[WRITTEN EXERCISE]: Identify and copy all lines of the material where the string "bank" is found.

--- Start of ROWS ---

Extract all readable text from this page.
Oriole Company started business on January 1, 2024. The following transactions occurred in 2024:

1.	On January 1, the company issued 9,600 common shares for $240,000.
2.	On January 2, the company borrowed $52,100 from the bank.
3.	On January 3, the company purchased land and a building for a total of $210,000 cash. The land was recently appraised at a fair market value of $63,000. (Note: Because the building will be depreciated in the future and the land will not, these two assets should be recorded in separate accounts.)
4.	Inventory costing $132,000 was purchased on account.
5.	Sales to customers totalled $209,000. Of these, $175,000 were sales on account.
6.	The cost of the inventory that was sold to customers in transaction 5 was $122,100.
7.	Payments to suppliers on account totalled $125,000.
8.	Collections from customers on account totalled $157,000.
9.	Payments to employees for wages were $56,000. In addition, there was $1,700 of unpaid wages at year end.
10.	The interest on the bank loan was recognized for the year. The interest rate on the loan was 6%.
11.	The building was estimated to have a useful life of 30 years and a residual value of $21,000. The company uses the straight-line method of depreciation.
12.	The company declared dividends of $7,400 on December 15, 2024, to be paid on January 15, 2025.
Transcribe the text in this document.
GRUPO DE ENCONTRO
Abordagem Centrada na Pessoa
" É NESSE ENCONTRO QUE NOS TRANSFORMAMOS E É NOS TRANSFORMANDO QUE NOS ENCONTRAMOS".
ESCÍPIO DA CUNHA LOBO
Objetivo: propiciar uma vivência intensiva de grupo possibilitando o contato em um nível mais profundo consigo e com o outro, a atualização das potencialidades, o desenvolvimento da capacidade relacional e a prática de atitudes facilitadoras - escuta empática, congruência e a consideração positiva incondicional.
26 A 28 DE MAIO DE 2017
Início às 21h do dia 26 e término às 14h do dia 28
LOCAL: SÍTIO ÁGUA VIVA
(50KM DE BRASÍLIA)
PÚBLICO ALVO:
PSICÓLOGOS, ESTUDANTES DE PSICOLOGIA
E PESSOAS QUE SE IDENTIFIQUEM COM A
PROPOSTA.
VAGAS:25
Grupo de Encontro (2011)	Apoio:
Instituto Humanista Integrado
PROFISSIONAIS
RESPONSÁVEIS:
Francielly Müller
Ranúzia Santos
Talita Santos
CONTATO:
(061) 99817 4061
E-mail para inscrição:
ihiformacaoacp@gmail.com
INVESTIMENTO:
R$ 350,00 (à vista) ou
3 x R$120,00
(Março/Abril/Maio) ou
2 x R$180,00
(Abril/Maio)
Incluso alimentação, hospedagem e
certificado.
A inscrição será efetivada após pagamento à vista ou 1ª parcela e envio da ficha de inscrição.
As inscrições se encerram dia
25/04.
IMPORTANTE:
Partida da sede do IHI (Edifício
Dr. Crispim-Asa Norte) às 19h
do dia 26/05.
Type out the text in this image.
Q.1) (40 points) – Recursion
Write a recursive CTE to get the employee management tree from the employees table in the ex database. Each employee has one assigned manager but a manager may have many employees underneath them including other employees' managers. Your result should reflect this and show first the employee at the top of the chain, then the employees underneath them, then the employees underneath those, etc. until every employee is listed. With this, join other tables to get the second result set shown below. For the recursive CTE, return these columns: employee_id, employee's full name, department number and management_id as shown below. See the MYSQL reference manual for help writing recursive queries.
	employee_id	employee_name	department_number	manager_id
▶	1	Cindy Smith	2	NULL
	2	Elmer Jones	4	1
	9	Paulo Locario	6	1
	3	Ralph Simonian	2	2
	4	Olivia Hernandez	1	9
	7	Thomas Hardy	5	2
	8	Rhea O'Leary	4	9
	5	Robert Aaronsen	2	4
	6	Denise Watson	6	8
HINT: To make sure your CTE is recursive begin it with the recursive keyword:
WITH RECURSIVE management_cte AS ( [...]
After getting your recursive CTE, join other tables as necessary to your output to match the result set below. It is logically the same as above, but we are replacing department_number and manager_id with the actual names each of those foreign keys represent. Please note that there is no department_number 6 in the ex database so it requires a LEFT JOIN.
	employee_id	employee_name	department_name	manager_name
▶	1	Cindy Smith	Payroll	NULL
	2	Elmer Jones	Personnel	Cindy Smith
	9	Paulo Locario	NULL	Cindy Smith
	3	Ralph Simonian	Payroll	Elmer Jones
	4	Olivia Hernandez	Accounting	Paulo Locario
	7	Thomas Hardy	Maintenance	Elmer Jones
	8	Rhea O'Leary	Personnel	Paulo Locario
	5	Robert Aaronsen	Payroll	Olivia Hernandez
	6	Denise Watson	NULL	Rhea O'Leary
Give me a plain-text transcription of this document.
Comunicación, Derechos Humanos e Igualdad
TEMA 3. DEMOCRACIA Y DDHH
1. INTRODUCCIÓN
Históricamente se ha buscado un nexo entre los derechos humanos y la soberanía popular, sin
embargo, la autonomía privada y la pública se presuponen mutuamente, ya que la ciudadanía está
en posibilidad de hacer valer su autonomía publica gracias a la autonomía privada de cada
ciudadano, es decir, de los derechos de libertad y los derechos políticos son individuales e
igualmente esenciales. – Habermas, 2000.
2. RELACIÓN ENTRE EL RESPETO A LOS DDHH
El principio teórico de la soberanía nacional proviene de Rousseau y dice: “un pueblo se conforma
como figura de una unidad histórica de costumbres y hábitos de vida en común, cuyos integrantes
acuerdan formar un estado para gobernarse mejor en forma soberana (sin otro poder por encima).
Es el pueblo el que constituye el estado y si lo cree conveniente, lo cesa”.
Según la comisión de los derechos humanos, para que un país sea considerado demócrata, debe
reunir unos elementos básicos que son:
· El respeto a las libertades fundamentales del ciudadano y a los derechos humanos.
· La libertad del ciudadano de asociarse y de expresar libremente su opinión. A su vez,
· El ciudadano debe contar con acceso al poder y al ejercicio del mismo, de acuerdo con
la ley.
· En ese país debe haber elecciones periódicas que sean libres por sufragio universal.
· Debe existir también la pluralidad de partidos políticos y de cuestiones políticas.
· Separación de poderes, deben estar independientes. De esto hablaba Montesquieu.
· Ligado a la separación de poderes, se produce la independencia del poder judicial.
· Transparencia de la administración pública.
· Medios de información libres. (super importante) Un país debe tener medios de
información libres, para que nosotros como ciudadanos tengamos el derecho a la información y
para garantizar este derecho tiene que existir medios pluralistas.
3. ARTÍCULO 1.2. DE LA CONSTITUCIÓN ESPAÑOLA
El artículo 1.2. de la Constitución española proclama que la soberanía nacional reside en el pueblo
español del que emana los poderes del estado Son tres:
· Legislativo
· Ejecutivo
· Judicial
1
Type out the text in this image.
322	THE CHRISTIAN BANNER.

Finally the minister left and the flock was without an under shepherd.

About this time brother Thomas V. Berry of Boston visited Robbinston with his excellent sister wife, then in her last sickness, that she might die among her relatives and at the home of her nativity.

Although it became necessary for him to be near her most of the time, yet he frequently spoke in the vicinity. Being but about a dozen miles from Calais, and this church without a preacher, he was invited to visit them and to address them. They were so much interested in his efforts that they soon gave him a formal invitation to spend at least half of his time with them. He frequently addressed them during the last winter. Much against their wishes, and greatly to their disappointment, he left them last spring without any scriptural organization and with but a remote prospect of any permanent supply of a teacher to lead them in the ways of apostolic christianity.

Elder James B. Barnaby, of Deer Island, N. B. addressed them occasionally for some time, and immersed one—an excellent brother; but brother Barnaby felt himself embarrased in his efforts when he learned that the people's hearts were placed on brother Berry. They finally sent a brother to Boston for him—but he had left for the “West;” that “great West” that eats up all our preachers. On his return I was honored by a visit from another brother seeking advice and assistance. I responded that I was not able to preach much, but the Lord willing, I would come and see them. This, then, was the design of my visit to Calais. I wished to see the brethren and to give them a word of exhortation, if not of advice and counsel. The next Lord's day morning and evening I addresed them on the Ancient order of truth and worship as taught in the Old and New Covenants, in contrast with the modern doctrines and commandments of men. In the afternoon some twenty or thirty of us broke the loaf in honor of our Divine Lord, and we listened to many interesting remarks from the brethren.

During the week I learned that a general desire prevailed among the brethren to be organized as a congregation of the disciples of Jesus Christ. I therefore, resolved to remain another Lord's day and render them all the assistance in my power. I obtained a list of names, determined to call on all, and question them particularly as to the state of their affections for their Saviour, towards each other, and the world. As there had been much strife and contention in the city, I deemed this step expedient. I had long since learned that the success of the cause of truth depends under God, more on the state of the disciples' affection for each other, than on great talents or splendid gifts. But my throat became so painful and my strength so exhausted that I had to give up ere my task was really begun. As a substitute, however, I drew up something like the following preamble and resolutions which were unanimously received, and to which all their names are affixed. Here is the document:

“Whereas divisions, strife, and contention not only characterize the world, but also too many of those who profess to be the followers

--- End of ROWS ---

[SOLUTION TO THE EXERCISE]:
2.	On January 2, the company borrowed $52,100 from the bank.
10.	The interest on the bank loan was recognized for the year. The interest rate on the loan was 6%.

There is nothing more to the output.